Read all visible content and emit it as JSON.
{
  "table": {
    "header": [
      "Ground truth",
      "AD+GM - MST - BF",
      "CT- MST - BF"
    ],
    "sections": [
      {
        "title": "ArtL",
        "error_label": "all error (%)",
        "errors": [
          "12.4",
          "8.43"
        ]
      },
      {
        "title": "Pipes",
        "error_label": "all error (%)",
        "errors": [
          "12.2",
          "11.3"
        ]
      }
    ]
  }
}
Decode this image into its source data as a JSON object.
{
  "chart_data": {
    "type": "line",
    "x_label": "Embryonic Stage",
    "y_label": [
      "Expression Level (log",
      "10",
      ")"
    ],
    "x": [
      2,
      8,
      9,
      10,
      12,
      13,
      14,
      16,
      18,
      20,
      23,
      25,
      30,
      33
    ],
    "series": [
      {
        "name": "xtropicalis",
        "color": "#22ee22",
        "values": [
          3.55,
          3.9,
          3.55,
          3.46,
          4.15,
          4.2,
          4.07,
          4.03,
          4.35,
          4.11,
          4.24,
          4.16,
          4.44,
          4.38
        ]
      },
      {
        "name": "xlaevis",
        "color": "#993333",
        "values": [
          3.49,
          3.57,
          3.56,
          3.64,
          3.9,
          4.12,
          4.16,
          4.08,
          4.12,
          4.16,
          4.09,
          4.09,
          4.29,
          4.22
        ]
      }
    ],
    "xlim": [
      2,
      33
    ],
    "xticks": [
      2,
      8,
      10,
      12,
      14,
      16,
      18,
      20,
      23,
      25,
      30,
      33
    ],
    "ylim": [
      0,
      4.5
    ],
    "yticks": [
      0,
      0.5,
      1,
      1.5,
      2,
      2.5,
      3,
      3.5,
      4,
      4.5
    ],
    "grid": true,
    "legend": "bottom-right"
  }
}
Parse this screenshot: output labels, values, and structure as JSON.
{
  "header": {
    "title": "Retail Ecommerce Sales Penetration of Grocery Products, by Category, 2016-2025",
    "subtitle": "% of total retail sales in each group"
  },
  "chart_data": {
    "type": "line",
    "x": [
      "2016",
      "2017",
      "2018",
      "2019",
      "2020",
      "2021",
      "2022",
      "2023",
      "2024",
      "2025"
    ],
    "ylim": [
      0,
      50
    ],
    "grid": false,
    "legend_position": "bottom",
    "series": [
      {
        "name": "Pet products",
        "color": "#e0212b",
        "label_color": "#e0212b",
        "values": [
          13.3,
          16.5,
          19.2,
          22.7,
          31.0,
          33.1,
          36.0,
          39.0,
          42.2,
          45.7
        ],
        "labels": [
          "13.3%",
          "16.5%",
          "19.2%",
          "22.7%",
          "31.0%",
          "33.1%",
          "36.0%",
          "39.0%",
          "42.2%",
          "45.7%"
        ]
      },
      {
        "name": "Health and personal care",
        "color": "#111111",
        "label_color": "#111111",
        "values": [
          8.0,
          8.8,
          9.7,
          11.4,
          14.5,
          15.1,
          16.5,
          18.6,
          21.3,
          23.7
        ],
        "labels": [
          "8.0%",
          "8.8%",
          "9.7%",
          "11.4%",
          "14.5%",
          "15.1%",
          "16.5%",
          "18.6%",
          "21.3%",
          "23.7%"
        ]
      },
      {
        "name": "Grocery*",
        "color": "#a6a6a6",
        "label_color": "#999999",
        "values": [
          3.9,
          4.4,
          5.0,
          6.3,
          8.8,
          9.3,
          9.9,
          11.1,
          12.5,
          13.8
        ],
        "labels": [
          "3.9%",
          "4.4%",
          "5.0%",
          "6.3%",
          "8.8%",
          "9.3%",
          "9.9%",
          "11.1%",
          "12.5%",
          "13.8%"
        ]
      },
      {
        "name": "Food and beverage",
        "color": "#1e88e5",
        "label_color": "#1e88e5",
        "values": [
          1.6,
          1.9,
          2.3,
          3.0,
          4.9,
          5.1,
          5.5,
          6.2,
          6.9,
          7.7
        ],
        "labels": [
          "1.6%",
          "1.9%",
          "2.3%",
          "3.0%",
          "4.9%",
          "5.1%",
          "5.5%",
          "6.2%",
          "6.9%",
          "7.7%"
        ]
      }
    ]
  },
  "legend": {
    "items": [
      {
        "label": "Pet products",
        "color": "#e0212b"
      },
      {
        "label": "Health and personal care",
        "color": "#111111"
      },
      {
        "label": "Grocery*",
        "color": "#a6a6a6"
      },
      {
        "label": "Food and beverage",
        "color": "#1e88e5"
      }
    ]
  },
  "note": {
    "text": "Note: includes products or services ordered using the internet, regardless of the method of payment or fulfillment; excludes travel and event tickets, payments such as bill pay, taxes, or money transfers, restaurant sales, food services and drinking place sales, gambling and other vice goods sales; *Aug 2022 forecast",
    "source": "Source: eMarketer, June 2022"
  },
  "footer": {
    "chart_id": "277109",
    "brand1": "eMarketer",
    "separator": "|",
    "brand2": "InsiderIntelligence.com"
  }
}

--------------------------------------------------

**Problem requirements**
The full set of records should be duplicated exactly.

**Finished exercise**
Read all visible content and emit it as JSON.
{
  "table": {
    "header": [
      "Ground truth",
      "AD+GM - MST - BF",
      "CT- MST - BF"
    ],
    "sections": [
      {
        "title": "ArtL",
        "error_label": "all error (%)",
        "errors": [
          "12.4",
          "8.43"
        ]
      },
      {
        "title": "Pipes",
        "error_label": "all error (%)",
        "errors": [
          "12.2",
          "11.3"
        ]
      }
    ]
  }
}
Decode this image into its source data as a JSON object.
{
  "chart_data": {
    "type": "line",
    "x_label": "Embryonic Stage",
    "y_label": [
      "Expression Level (log",
      "10",
      ")"
    ],
    "x": [
      2,
      8,
      9,
      10,
      12,
      13,
      14,
      16,
      18,
      20,
      23,
      25,
      30,
      33
    ],
    "series": [
      {
        "name": "xtropicalis",
        "color": "#22ee22",
        "values": [
          3.55,
          3.9,
          3.55,
          3.46,
          4.15,
          4.2,
          4.07,
          4.03,
          4.35,
          4.11,
          4.24,
          4.16,
          4.44,
          4.38
        ]
      },
      {
        "name": "xlaevis",
        "color": "#993333",
        "values": [
          3.49,
          3.57,
          3.56,
          3.64,
          3.9,
          4.12,
          4.16,
          4.08,
          4.12,
          4.16,
          4.09,
          4.09,
          4.29,
          4.22
        ]
      }
    ],
    "xlim": [
      2,
      33
    ],
    "xticks": [
      2,
      8,
      10,
      12,
      14,
      16,
      18,
      20,
      23,
      25,
      30,
      33
    ],
    "ylim": [
      0,
      4.5
    ],
    "yticks": [
      0,
      0.5,
      1,
      1.5,
      2,
      2.5,
      3,
      3.5,
      4,
      4.5
    ],
    "grid": true,
    "legend": "bottom-right"
  }
}
Parse this screenshot: output labels, values, and structure as JSON.
{
  "header": {
    "title": "Retail Ecommerce Sales Penetration of Grocery Products, by Category, 2016-2025",
    "subtitle": "% of total retail sales in each group"
  },
  "chart_data": {
    "type": "line",
    "x": [
      "2016",
      "2017",
      "2018",
      "2019",
      "2020",
      "2021",
      "2022",
      "2023",
      "2024",
      "2025"
    ],
    "ylim": [
      0,
      50
    ],
    "grid": false,
    "legend_position": "bottom",
    "series": [
      {
        "name": "Pet products",
        "color": "#e0212b",
        "label_color": "#e0212b",
        "values": [
          13.3,
          16.5,
          19.2,
          22.7,
          31.0,
          33.1,
          36.0,
          39.0,
          42.2,
          45.7
        ],
        "labels": [
          "13.3%",
          "16.5%",
          "19.2%",
          "22.7%",
          "31.0%",
          "33.1%",
          "36.0%",
          "39.0%",
          "42.2%",
          "45.7%"
        ]
      },
      {
        "name": "Health and personal care",
        "color": "#111111",
        "label_color": "#111111",
        "values": [
          8.0,
          8.8,
          9.7,
          11.4,
          14.5,
          15.1,
          16.5,
          18.6,
          21.3,
          23.7
        ],
        "labels": [
          "8.0%",
          "8.8%",
          "9.7%",
          "11.4%",
          "14.5%",
          "15.1%",
          "16.5%",
          "18.6%",
          "21.3%",
          "23.7%"
        ]
      },
      {
        "name": "Grocery*",
        "color": "#a6a6a6",
        "label_color": "#999999",
        "values": [
          3.9,
          4.4,
          5.0,
          6.3,
          8.8,
          9.3,
          9.9,
          11.1,
          12.5,
          13.8
        ],
        "labels": [
          "3.9%",
          "4.4%",
          "5.0%",
          "6.3%",
          "8.8%",
          "9.3%",
          "9.9%",
          "11.1%",
          "12.5%",
          "13.8%"
        ]
      },
      {
        "name": "Food and beverage",
        "color": "#1e88e5",
        "label_color": "#1e88e5",
        "values": [
          1.6,
          1.9,
          2.3,
          3.0,
          4.9,
          5.1,
          5.5,
          6.2,
          6.9,
          7.7
        ],
        "labels": [
          "1.6%",
          "1.9%",
          "2.3%",
          "3.0%",
          "4.9%",
          "5.1%",
          "5.5%",
          "6.2%",
          "6.9%",
          "7.7%"
        ]
      }
    ]
  },
  "legend": {
    "items": [
      {
        "label": "Pet products",
        "color": "#e0212b"
      },
      {
        "label": "Health and personal care",
        "color": "#111111"
      },
      {
        "label": "Grocery*",
        "color": "#a6a6a6"
      },
      {
        "label": "Food and beverage",
        "color": "#1e88e5"
      }
    ]
  },
  "note": {
    "text": "Note: includes products or services ordered using the internet, regardless of the method of payment or fulfillment; excludes travel and event tickets, payments such as bill pay, taxes, or money transfers, restaurant sales, food services and drinking place sales, gambling and other vice goods sales; *Aug 2022 forecast",
    "source": "Source: eMarketer, June 2022"
  },
  "footer": {
    "chart_id": "277109",
    "brand1": "eMarketer",
    "separator": "|",
    "brand2": "InsiderIntelligence.com"
  }
}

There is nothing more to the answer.